_Exercise_:
Return each line of the records below word for word, omitting the pictures.

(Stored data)
####
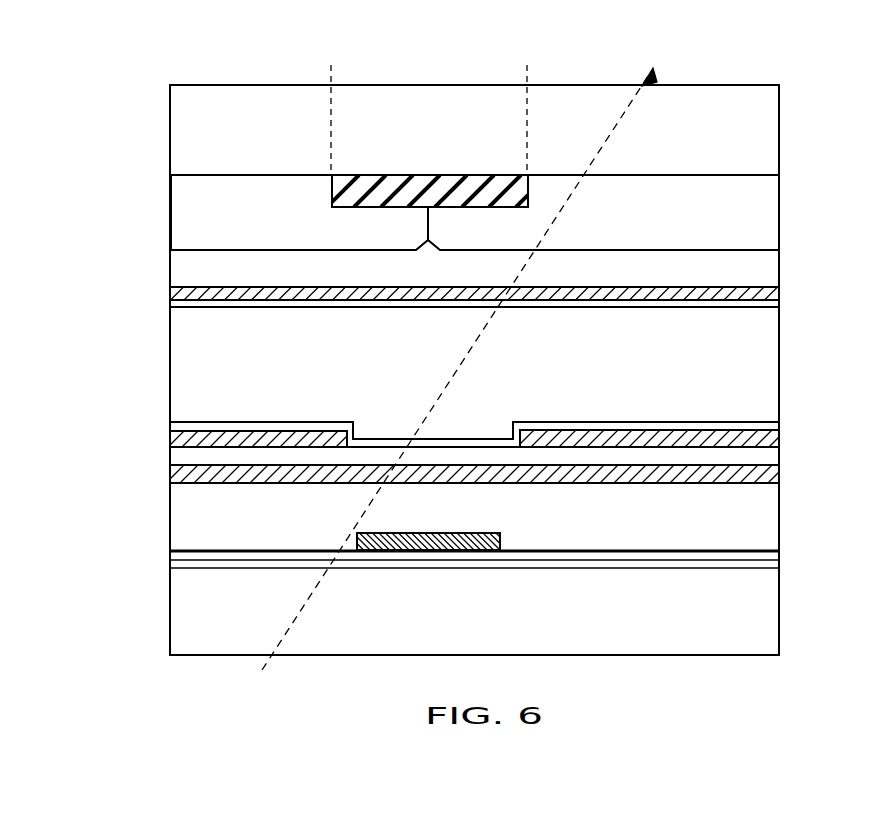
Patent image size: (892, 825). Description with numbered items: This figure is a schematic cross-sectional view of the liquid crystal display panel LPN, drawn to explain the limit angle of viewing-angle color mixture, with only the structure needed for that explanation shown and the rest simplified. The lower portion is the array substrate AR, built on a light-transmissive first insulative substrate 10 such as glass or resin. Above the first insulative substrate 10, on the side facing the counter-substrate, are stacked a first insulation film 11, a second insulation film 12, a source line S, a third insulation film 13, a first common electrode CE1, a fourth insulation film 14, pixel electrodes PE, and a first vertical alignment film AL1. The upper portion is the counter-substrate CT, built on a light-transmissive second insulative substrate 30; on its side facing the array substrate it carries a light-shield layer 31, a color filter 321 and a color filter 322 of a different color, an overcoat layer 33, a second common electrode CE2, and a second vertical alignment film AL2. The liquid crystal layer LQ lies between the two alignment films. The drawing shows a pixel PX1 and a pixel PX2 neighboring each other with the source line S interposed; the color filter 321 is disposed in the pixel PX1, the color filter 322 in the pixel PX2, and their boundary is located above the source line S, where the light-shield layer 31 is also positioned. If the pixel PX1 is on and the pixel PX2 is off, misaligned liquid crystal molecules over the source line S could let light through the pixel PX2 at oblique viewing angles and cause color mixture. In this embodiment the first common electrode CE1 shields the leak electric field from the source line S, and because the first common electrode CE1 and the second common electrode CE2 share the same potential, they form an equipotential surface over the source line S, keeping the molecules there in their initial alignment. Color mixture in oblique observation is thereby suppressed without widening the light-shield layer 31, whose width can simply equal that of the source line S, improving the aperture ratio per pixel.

The liquid crystal display panel LPN is at (804, 102).
The second insulative substrate 30 is at (773, 139).
The color filter 322 is at (773, 218).
The color filter 321 is at (178, 214).
The light-shield layer 31 is at (332, 194).
The overcoat layer 33 is at (773, 269).
The second common electrode CE2 is at (773, 293).
The second vertical alignment film AL2 is at (766, 308).
The liquid crystal layer LQ is at (773, 359).
The first vertical alignment film AL1 is at (764, 423).
The pixel electrode PE is at (260, 430).
The fourth insulation film 14 is at (773, 457).
The first common electrode CE1 is at (768, 474).
The third insulation film 13 is at (773, 518).
The source line S is at (447, 532).
The second insulation film 12 is at (770, 553).
The first insulation film 11 is at (770, 564).
The first insulative substrate 10 is at (773, 619).
The counter-substrate CT is at (108, 85).
The array substrate AR is at (154, 432).
The pixel PX1 is at (331, 72).
The pixel PX2 is at (779, 72).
####
_Expected answer_:
Patent image size: (892, 825). Description with numbered items: This figure is a schematic cross-sectional view of the liquid crystal display panel LPN, drawn to explain the limit angle of viewing-angle color mixture, with only the structure needed for that explanation shown and the rest simplified. The lower portion is the array substrate AR, built on a light-transmissive first insulative substrate 10 such as glass or resin. Above the first insulative substrate 10, on the side facing the counter-substrate, are stacked a first insulation film 11, a second insulation film 12, a source line S, a third insulation film 13, a first common electrode CE1, a fourth insulation film 14, pixel electrodes PE, and a first vertical alignment film AL1. The upper portion is the counter-substrate CT, built on a light-transmissive second insulative substrate 30; on its side facing the array substrate it carries a light-shield layer 31, a color filter 321 and a color filter 322 of a different color, an overcoat layer 33, a second common electrode CE2, and a second vertical alignment film AL2. The liquid crystal layer LQ lies between the two alignment films. The drawing shows a pixel PX1 and a pixel PX2 neighboring each other with the source line S interposed; the color filter 321 is disposed in the pixel PX1, the color filter 322 in the pixel PX2, and their boundary is located above the source line S, where the light-shield layer 31 is also positioned. If the pixel PX1 is on and the pixel PX2 is off, misaligned liquid crystal molecules over the source line S could let light through the pixel PX2 at oblique viewing angles and cause color mixture. In this embodiment the first common electrode CE1 shields the leak electric field from the source line S, and because the first common electrode CE1 and the second common electrode CE2 share the same potential, they form an equipotential surface over the source line S, keeping the molecules there in their initial alignment. Color mixture in oblique observation is thereby suppressed without widening the light-shield layer 31, whose width can simply equal that of the source line S, improving the aperture ratio per pixel.

The liquid crystal display panel LPN is at (804, 102).
The second insulative substrate 30 is at (773, 139).
The color filter 322 is at (773, 218).
The color filter 321 is at (178, 214).
The light-shield layer 31 is at (332, 194).
The overcoat layer 33 is at (773, 269).
The second common electrode CE2 is at (773, 293).
The second vertical alignment film AL2 is at (766, 308).
The liquid crystal layer LQ is at (773, 359).
The first vertical alignment film AL1 is at (764, 423).
The pixel electrode PE is at (260, 430).
The fourth insulation film 14 is at (773, 457).
The first common electrode CE1 is at (768, 474).
The third insulation film 13 is at (773, 518).
The source line S is at (447, 532).
The second insulation film 12 is at (770, 553).
The first insulation film 11 is at (770, 564).
The first insulative substrate 10 is at (773, 619).
The counter-substrate CT is at (108, 85).
The array substrate AR is at (154, 432).
The pixel PX1 is at (331, 72).
The pixel PX2 is at (779, 72).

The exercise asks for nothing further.